■ Written instruction ■
State how many lines of the entries hold the string "screenshot". Reply with the number alone.

[BEGIN Input material]

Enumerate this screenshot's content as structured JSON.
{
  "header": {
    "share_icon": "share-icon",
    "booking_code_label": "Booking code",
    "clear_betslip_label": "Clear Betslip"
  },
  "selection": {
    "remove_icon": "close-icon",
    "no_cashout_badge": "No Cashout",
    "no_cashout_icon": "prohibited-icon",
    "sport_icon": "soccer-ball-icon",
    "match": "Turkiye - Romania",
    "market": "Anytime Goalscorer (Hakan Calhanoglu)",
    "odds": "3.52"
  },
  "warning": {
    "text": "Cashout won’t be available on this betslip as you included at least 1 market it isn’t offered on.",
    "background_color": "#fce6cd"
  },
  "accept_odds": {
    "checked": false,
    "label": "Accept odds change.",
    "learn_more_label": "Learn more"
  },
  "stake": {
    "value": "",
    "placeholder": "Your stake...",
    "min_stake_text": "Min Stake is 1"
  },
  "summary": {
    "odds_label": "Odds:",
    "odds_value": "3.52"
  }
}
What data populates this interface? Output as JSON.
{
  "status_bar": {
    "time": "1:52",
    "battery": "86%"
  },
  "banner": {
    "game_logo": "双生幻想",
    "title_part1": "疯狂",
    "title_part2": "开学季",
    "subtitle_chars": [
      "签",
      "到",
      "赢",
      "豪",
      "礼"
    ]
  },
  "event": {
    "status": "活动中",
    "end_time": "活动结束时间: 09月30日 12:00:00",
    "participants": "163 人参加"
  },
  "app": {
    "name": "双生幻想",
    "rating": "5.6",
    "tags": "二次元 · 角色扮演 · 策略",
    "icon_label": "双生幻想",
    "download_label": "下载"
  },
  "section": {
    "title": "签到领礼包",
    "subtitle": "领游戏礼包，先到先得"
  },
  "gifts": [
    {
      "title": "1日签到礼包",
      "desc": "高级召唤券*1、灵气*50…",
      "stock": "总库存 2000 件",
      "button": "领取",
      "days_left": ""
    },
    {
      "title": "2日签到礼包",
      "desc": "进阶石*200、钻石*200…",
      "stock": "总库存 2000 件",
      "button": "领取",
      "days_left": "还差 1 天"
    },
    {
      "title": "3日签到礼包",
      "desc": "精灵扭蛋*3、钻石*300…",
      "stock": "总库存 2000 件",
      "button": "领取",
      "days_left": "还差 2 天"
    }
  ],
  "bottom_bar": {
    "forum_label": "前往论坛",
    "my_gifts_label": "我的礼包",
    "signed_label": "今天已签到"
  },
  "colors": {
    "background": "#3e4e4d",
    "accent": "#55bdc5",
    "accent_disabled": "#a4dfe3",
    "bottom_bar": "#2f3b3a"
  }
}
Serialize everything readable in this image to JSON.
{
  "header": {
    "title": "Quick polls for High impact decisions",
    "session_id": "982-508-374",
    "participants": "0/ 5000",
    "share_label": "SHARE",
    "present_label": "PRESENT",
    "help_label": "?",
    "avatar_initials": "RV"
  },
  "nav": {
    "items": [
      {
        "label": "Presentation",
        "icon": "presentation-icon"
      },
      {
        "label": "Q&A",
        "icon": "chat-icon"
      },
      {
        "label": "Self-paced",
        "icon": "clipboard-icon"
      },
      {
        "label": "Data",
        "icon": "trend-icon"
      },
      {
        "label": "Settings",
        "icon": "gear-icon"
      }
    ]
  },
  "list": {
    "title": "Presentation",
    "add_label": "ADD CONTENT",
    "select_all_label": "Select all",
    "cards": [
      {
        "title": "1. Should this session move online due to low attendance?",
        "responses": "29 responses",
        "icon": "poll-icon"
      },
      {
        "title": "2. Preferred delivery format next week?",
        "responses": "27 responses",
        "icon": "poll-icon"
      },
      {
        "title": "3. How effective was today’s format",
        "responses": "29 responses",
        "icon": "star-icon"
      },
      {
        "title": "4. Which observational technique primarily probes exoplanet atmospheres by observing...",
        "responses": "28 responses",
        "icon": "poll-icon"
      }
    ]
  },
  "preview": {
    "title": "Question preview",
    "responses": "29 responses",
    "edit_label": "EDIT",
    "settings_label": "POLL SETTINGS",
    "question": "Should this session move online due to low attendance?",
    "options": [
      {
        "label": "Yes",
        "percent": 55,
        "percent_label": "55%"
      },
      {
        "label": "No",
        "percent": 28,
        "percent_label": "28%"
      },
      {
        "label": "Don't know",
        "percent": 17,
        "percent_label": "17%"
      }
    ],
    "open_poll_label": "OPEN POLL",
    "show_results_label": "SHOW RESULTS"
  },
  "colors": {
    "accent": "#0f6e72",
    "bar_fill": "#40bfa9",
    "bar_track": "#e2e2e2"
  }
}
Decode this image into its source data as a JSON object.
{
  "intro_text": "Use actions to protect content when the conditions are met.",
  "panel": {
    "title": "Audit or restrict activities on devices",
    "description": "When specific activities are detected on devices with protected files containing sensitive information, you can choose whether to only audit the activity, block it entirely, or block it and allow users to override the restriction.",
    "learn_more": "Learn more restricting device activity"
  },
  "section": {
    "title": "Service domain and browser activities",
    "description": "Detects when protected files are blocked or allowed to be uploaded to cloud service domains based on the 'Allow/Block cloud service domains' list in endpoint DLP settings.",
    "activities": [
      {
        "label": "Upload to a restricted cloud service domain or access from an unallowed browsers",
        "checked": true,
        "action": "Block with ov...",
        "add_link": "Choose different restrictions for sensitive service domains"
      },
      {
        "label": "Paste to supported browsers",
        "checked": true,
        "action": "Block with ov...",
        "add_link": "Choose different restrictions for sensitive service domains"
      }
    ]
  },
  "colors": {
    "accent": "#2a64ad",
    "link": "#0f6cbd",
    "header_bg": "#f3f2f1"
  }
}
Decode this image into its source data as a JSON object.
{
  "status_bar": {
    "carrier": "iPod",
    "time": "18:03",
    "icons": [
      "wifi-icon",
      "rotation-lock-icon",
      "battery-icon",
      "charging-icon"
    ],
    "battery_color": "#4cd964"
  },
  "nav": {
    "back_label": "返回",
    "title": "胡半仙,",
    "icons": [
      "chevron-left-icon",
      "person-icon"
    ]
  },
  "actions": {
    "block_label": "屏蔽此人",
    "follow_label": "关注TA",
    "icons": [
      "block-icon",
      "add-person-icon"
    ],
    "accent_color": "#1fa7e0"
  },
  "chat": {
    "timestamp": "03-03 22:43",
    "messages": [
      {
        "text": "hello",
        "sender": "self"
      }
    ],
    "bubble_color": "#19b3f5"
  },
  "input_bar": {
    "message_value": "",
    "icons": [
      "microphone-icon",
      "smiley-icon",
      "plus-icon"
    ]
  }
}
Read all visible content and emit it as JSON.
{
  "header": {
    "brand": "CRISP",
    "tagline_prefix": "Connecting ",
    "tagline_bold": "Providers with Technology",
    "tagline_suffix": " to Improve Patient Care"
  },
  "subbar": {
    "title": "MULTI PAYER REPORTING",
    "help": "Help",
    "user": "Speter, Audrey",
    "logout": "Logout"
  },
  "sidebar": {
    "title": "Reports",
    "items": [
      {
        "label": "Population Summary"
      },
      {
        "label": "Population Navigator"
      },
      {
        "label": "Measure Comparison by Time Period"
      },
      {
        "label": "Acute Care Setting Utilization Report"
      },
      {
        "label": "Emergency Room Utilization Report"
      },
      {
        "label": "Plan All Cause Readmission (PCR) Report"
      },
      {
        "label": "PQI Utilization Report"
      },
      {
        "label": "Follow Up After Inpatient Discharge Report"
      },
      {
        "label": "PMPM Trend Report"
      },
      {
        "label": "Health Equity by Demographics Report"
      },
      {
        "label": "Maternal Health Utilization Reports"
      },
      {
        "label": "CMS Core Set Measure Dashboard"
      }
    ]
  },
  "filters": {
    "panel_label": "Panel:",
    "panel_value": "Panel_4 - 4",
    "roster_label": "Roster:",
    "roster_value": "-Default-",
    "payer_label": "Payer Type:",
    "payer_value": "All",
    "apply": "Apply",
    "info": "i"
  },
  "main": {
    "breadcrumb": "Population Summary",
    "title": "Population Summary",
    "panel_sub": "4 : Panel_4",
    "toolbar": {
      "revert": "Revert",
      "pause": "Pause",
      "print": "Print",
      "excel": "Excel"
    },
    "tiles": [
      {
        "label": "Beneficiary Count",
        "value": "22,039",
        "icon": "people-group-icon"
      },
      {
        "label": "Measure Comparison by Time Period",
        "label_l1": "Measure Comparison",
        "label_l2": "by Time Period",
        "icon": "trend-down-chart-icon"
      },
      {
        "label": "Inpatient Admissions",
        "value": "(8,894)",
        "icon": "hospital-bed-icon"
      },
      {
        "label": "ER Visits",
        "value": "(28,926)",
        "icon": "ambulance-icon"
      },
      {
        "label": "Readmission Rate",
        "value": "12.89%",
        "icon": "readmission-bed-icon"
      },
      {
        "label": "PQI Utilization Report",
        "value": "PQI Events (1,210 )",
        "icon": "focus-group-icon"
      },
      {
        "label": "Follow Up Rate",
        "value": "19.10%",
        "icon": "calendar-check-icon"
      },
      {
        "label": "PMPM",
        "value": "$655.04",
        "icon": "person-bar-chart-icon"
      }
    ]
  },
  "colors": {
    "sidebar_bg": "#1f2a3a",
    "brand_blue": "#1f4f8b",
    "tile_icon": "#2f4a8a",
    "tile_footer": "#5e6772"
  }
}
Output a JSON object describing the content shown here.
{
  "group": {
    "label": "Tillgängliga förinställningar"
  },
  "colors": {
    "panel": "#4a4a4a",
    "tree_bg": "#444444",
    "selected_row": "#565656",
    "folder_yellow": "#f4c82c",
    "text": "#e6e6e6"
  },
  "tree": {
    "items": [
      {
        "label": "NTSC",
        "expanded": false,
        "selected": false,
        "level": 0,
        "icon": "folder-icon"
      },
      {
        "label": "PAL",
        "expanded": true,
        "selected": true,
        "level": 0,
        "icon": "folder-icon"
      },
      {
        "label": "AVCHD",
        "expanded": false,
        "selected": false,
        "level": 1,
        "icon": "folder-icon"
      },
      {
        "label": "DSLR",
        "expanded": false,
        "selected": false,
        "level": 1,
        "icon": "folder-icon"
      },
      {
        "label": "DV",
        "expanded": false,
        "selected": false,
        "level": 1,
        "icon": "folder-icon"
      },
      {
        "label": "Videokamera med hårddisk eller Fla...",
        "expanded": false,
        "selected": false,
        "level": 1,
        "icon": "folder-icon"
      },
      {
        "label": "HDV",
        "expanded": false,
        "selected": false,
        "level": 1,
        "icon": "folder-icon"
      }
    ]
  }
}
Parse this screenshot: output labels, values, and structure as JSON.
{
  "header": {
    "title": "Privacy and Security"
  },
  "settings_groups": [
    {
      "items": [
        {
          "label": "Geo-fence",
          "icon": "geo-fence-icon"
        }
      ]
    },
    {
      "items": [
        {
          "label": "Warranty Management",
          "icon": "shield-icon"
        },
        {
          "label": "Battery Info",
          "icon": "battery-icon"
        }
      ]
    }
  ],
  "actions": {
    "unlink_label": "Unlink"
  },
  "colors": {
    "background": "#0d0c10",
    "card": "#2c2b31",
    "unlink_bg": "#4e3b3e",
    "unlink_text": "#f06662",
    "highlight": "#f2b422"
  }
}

[END Input material]

■ Solution to this exercise ■
2